Output every line exactly as written. Leave out pictures.

===

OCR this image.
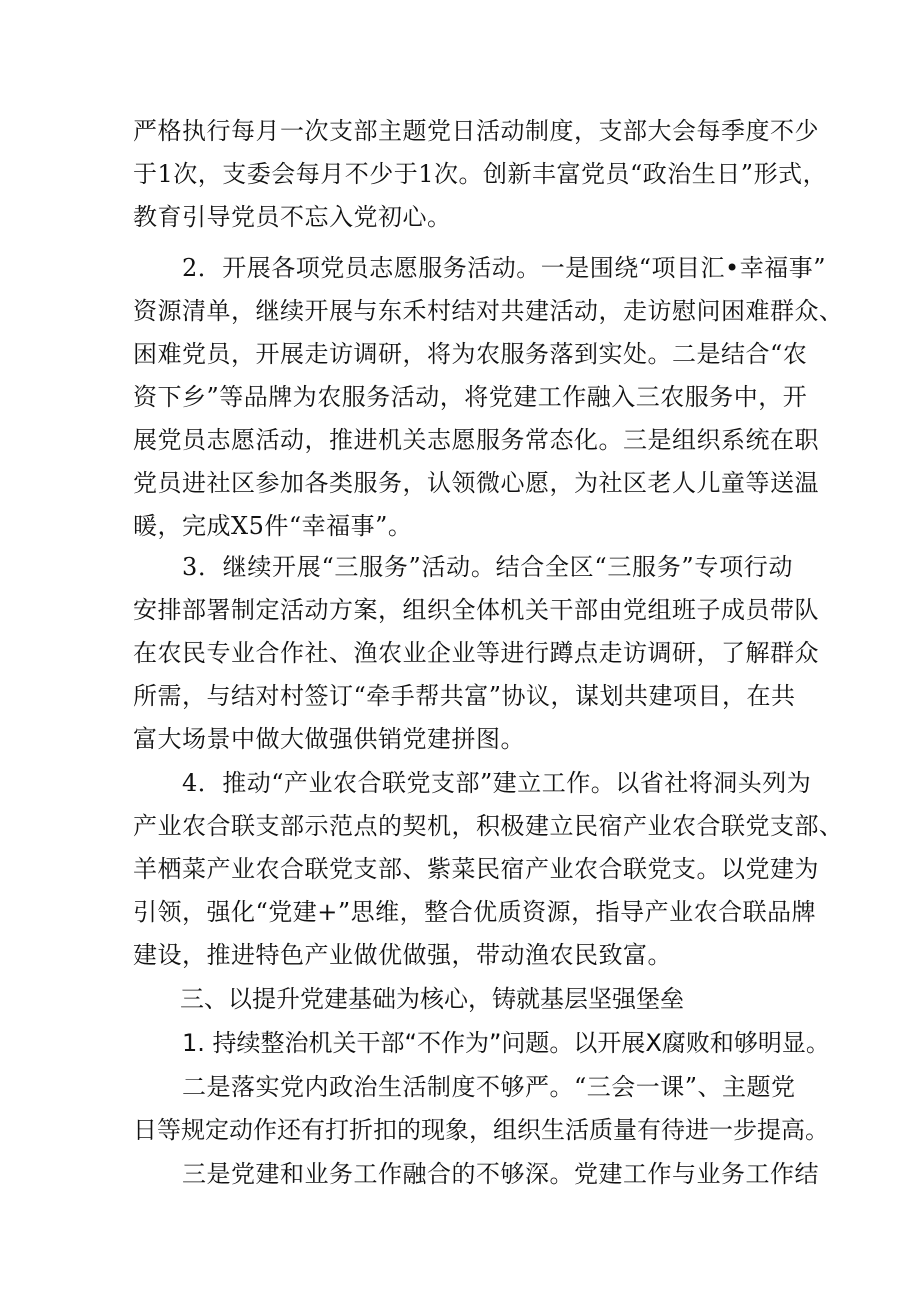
严格执行每月一次支部主题党日活动制度，支部大会每季度不少
于1次，支委会每月不少于1次。创新丰富党员“政治生日”形式，
教育引导党员不忘入党初心。
2．开展各项党员志愿服务活动。一是围绕“项目汇•幸福事”
资源清单，继续开展与东禾村结对共建活动，走访慰问困难群众、
困难党员，开展走访调研，将为农服务落到实处。二是结合“农
资下乡”等品牌为农服务活动，将党建工作融入三农服务中，开
展党员志愿活动，推进机关志愿服务常态化。三是组织系统在职
党员进社区参加各类服务，认领微心愿，为社区老人儿童等送温
暖，完成X5件“幸福事”。
3．继续开展“三服务”活动。结合全区“三服务”专项行动
安排部署制定活动方案，组织全体机关干部由党组班子成员带队
在农民专业合作社、渔农业企业等进行蹲点走访调研，了解群众
所需，与结对村签订“牵手帮共富”协议，谋划共建项目，在共
富大场景中做大做强供销党建拼图。
4．推动“产业农合联党支部”建立工作。以省社将洞头列为
产业农合联支部示范点的契机，积极建立民宿产业农合联党支部、
羊栖菜产业农合联党支部、紫菜民宿产业农合联党支。以党建为
引领，强化“党建+”思维，整合优质资源，指导产业农合联品牌
建设，推进特色产业做优做强，带动渔农民致富。
三、以提升党建基础为核心，铸就基层坚强堡垒
1. 持续整治机关干部“不作为”问题。以开展X腐败和够明显。
二是落实党内政治生活制度不够严。“三会一课”、主题党
日等规定动作还有打折扣的现象，组织生活质量有待进一步提高。
三是党建和业务工作融合的不够深。党建工作与业务工作结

===

FINISHED EXERCISE:
OCR this image.
严格执行每月一次支部主题党日活动制度，支部大会每季度不少
于1次，支委会每月不少于1次。创新丰富党员“政治生日”形式，
教育引导党员不忘入党初心。
2．开展各项党员志愿服务活动。一是围绕“项目汇•幸福事”
资源清单，继续开展与东禾村结对共建活动，走访慰问困难群众、
困难党员，开展走访调研，将为农服务落到实处。二是结合“农
资下乡”等品牌为农服务活动，将党建工作融入三农服务中，开
展党员志愿活动，推进机关志愿服务常态化。三是组织系统在职
党员进社区参加各类服务，认领微心愿，为社区老人儿童等送温
暖，完成X5件“幸福事”。
3．继续开展“三服务”活动。结合全区“三服务”专项行动
安排部署制定活动方案，组织全体机关干部由党组班子成员带队
在农民专业合作社、渔农业企业等进行蹲点走访调研，了解群众
所需，与结对村签订“牵手帮共富”协议，谋划共建项目，在共
富大场景中做大做强供销党建拼图。
4．推动“产业农合联党支部”建立工作。以省社将洞头列为
产业农合联支部示范点的契机，积极建立民宿产业农合联党支部、
羊栖菜产业农合联党支部、紫菜民宿产业农合联党支。以党建为
引领，强化“党建+”思维，整合优质资源，指导产业农合联品牌
建设，推进特色产业做优做强，带动渔农民致富。
三、以提升党建基础为核心，铸就基层坚强堡垒
1. 持续整治机关干部“不作为”问题。以开展X腐败和够明显。
二是落实党内政治生活制度不够严。“三会一课”、主题党
日等规定动作还有打折扣的现象，组织生活质量有待进一步提高。
三是党建和业务工作融合的不够深。党建工作与业务工作结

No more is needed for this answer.